Problem = Look through the lines and report how many include the word "grid", giving nothing but the number.

Entries provided =
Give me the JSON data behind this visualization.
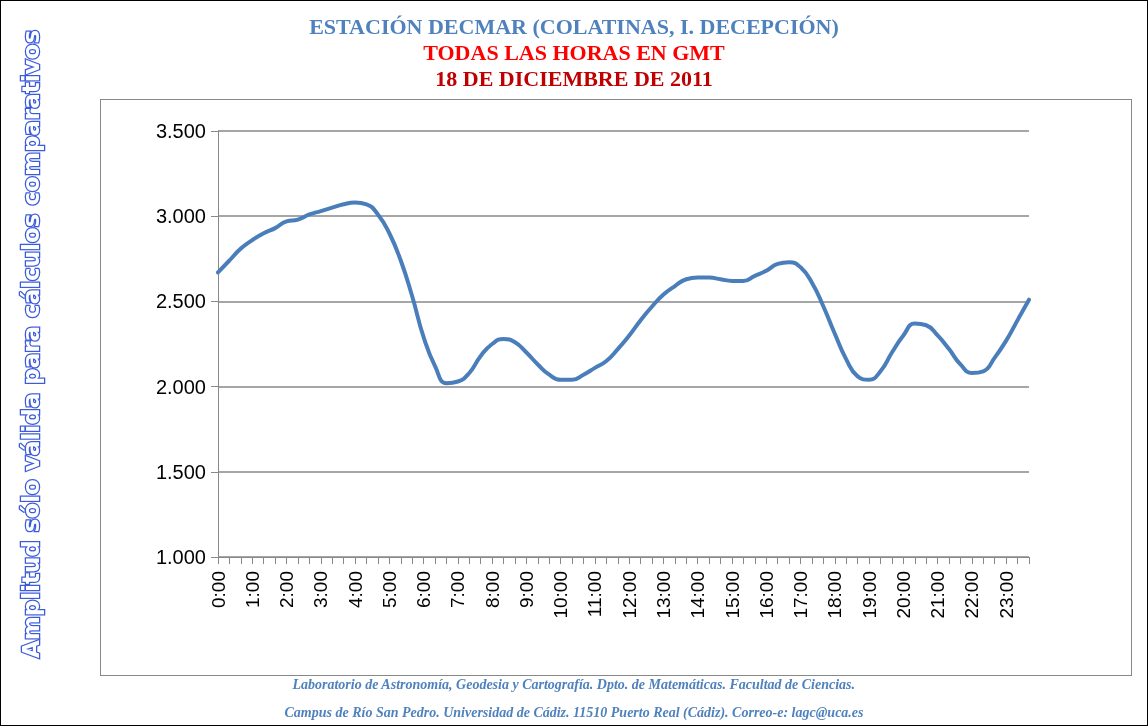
{
  "chart_data": {
    "type": "line",
    "title": "ESTACIÓN DECMAR (COLATINAS, I. DECEPCIÓN)",
    "subtitle": "TODAS LAS HORAS EN GMT",
    "annotations": [
      "18 DE DICIEMBRE DE 2011",
      "Laboratorio de Astronomía, Geodesia y Cartografía. Dpto. de Matemáticas. Facultad de Ciencias.",
      "Campus de Río San Pedro. Universidad de Cádiz. 11510 Puerto Real (Cádiz). Correo-e: lagc@uca.es"
    ],
    "ylabel": "Amplitud sólo válida para cálculos comparativos",
    "categories": [
      "0:00",
      null,
      null,
      "1:00",
      null,
      null,
      "2:00",
      null,
      null,
      "3:00",
      null,
      null,
      "4:00",
      null,
      null,
      "5:00",
      null,
      null,
      "6:00",
      null,
      null,
      "7:00",
      null,
      null,
      "8:00",
      null,
      null,
      "9:00",
      null,
      null,
      "10:00",
      null,
      null,
      "11:00",
      null,
      null,
      "12:00",
      null,
      null,
      "13:00",
      null,
      null,
      "14:00",
      null,
      null,
      "15:00",
      null,
      null,
      "16:00",
      null,
      null,
      "17:00",
      null,
      null,
      "18:00",
      null,
      null,
      "19:00",
      null,
      null,
      "20:00",
      null,
      null,
      "21:00",
      null,
      null,
      "22:00",
      null,
      null,
      "23:00",
      null,
      null
    ],
    "series": [
      {
        "color": "#4a7ebb",
        "values": [
          2.67,
          2.74,
          2.81,
          2.86,
          2.9,
          2.93,
          2.97,
          2.98,
          3.01,
          3.03,
          3.05,
          3.07,
          3.08,
          3.07,
          3.01,
          2.9,
          2.74,
          2.53,
          2.29,
          2.12,
          2.02,
          2.03,
          2.08,
          2.18,
          2.25,
          2.28,
          2.26,
          2.2,
          2.13,
          2.07,
          2.04,
          2.04,
          2.07,
          2.11,
          2.15,
          2.22,
          2.3,
          2.39,
          2.47,
          2.54,
          2.59,
          2.63,
          2.64,
          2.64,
          2.63,
          2.62,
          2.62,
          2.65,
          2.68,
          2.72,
          2.73,
          2.7,
          2.61,
          2.47,
          2.31,
          2.16,
          2.06,
          2.04,
          2.09,
          2.2,
          2.3,
          2.37,
          2.36,
          2.3,
          2.22,
          2.13,
          2.08,
          2.09,
          2.17,
          2.27,
          2.39,
          2.51
        ]
      }
    ],
    "ylim": [
      1,
      3.5
    ],
    "yticks": [
      {
        "value": 1,
        "label": "1.000"
      },
      {
        "value": 1.5,
        "label": "1.500"
      },
      {
        "value": 2,
        "label": "2.000"
      },
      {
        "value": 2.5,
        "label": "2.500"
      },
      {
        "value": 3,
        "label": "3.000"
      },
      {
        "value": 3.5,
        "label": "3.500"
      }
    ],
    "grid": "y",
    "marker": "none",
    "line_style": "solid"
  }
}
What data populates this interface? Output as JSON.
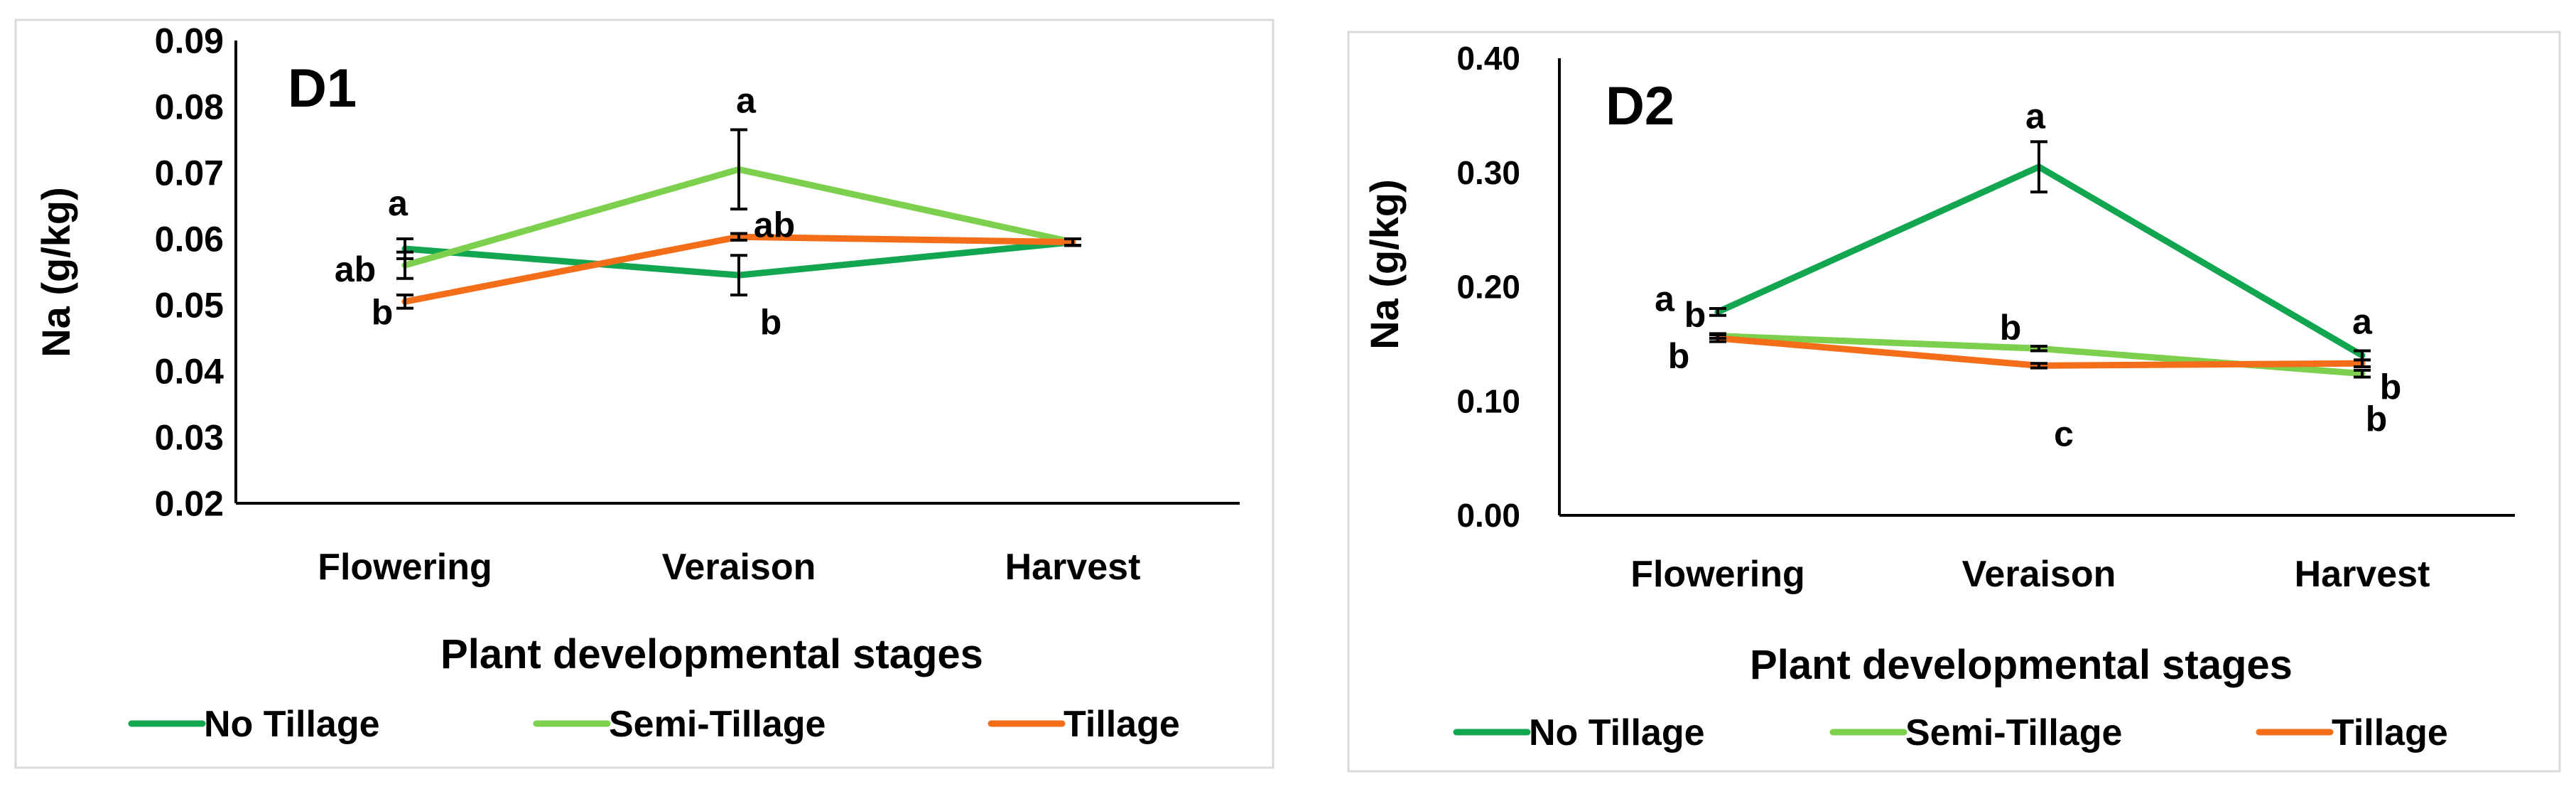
{
  "chart_data": [
    {
      "type": "line",
      "panel_label": "D1",
      "categories": [
        "Flowering",
        "Veraison",
        "Harvest"
      ],
      "xlabel": "Plant developmental stages",
      "ylabel": "Na (g/kg)",
      "ylim": [
        0.02,
        0.09
      ],
      "yticks": [
        "0.02",
        "0.03",
        "0.04",
        "0.05",
        "0.06",
        "0.07",
        "0.08",
        "0.09"
      ],
      "ytick_values": [
        0.02,
        0.03,
        0.04,
        0.05,
        0.06,
        0.07,
        0.08,
        0.09
      ],
      "grid": false,
      "legend_position": "bottom",
      "series": [
        {
          "name": "No Tillage",
          "color": "#12a650",
          "values": [
            0.0585,
            0.0545,
            0.0595
          ],
          "errors": [
            0.0015,
            0.003,
            0.0005
          ]
        },
        {
          "name": "Semi-Tillage",
          "color": "#7cd04e",
          "values": [
            0.056,
            0.0705,
            0.0595
          ],
          "errors": [
            0.002,
            0.006,
            0.0005
          ]
        },
        {
          "name": "Tillage",
          "color": "#f46e1a",
          "values": [
            0.0505,
            0.0603,
            0.0595
          ],
          "errors": [
            0.001,
            0.0005,
            0.0005
          ]
        }
      ],
      "annotations": [
        {
          "text": "a",
          "category": 0,
          "y": 0.0655,
          "dx": -10
        },
        {
          "text": "ab",
          "category": 0,
          "y": 0.0555,
          "dx": -70
        },
        {
          "text": "b",
          "category": 0,
          "y": 0.049,
          "dx": -32
        },
        {
          "text": "a",
          "category": 1,
          "y": 0.081,
          "dx": 10
        },
        {
          "text": "ab",
          "category": 1,
          "y": 0.0622,
          "dx": 50
        },
        {
          "text": "b",
          "category": 1,
          "y": 0.0475,
          "dx": 45
        }
      ]
    },
    {
      "type": "line",
      "panel_label": "D2",
      "categories": [
        "Flowering",
        "Veraison",
        "Harvest"
      ],
      "xlabel": "Plant developmental stages",
      "ylabel": "Na (g/kg)",
      "ylim": [
        0,
        0.4
      ],
      "yticks": [
        "0.00",
        "0.10",
        "0.20",
        "0.30",
        "0.40"
      ],
      "ytick_values": [
        0,
        0.1,
        0.2,
        0.3,
        0.4
      ],
      "grid": false,
      "legend_position": "bottom",
      "series": [
        {
          "name": "No Tillage",
          "color": "#12a650",
          "values": [
            0.178,
            0.305,
            0.14
          ],
          "errors": [
            0.003,
            0.022,
            0.004
          ]
        },
        {
          "name": "Semi-Tillage",
          "color": "#7cd04e",
          "values": [
            0.157,
            0.146,
            0.124
          ],
          "errors": [
            0.002,
            0.002,
            0.003
          ]
        },
        {
          "name": "Tillage",
          "color": "#f46e1a",
          "values": [
            0.155,
            0.131,
            0.133
          ],
          "errors": [
            0.003,
            0.002,
            0.003
          ]
        }
      ],
      "annotations": [
        {
          "text": "a",
          "category": 0,
          "y": 0.19,
          "dx": -75
        },
        {
          "text": "b",
          "category": 0,
          "y": 0.176,
          "dx": -32
        },
        {
          "text": "b",
          "category": 0,
          "y": 0.14,
          "dx": -55
        },
        {
          "text": "b",
          "category": 1,
          "y": 0.165,
          "dx": -40
        },
        {
          "text": "c",
          "category": 1,
          "y": 0.072,
          "dx": 35
        },
        {
          "text": "a",
          "category": 1,
          "y": 0.35,
          "dx": -5
        },
        {
          "text": "a",
          "category": 2,
          "y": 0.17,
          "dx": 0
        },
        {
          "text": "b",
          "category": 2,
          "y": 0.113,
          "dx": 40
        },
        {
          "text": "b",
          "category": 2,
          "y": 0.085,
          "dx": 20
        }
      ]
    }
  ]
}
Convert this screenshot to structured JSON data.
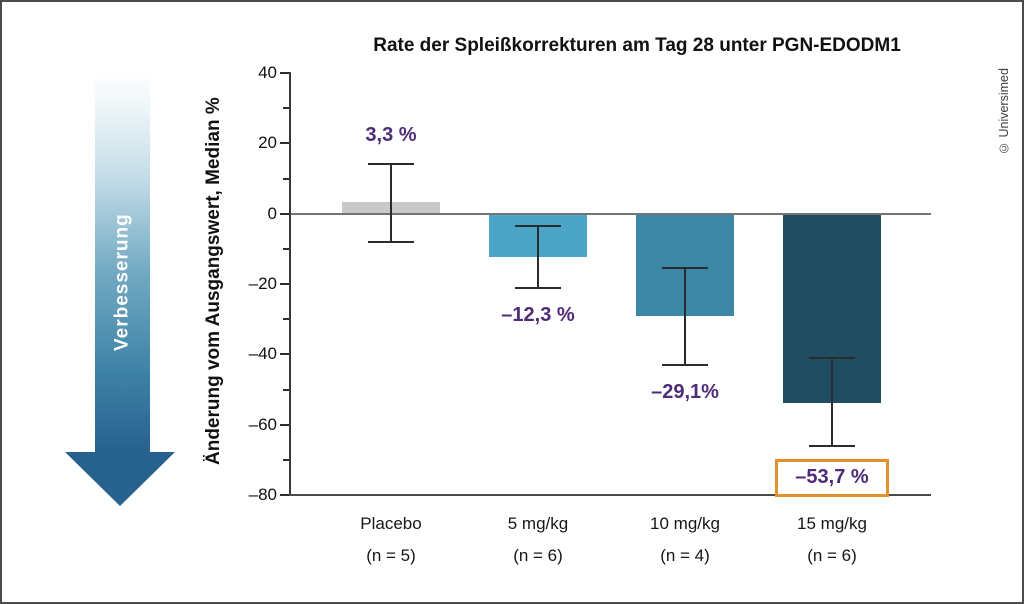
{
  "credit": "© Universimed",
  "improvement_arrow": {
    "label": "Verbesserung"
  },
  "chart_data": {
    "type": "bar",
    "title": "Rate der Spleißkorrekturen am Tag 28 unter PGN-EDODM1",
    "xlabel": "",
    "ylabel": "Änderung vom Ausgangswert, Median %",
    "ylim": [
      -80,
      40
    ],
    "grid": false,
    "legend": "none",
    "zero_line": 0,
    "y_ticks_major": [
      40,
      20,
      0,
      -20,
      -40,
      -60,
      -80
    ],
    "y_tick_labels": [
      "40",
      "20",
      "0",
      "–20",
      "–40",
      "–60",
      "–80"
    ],
    "y_ticks_minor": [
      30,
      10,
      -10,
      -30,
      -50,
      -70
    ],
    "categories": [
      "Placebo",
      "5 mg/kg",
      "10 mg/kg",
      "15 mg/kg"
    ],
    "groups": [
      {
        "category": "Placebo",
        "n_label": "(n = 5)",
        "value": 3.3,
        "value_label": "3,3 %",
        "error_high": 14,
        "error_low": -8,
        "color": "#c9c9c9",
        "label_position": "above",
        "boxed": false
      },
      {
        "category": "5 mg/kg",
        "n_label": "(n = 6)",
        "value": -12.3,
        "value_label": "–12,3 %",
        "error_high": -3.5,
        "error_low": -21,
        "color": "#4ba5c6",
        "label_position": "below",
        "boxed": false
      },
      {
        "category": "10 mg/kg",
        "n_label": "(n = 4)",
        "value": -29.1,
        "value_label": "–29,1%",
        "error_high": -15.5,
        "error_low": -43,
        "color": "#3d87a6",
        "label_position": "below",
        "boxed": false
      },
      {
        "category": "15 mg/kg",
        "n_label": "(n = 6)",
        "value": -53.7,
        "value_label": "–53,7 %",
        "error_high": -41,
        "error_low": -66,
        "color": "#204d61",
        "label_position": "below",
        "boxed": true
      }
    ],
    "colors": {
      "value_label": "#4f2b78",
      "highlight_box_border": "#e0902f",
      "arrow_gradient_start": "#ffffff",
      "arrow_gradient_end": "#27618d"
    }
  }
}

Solution to this problem = 4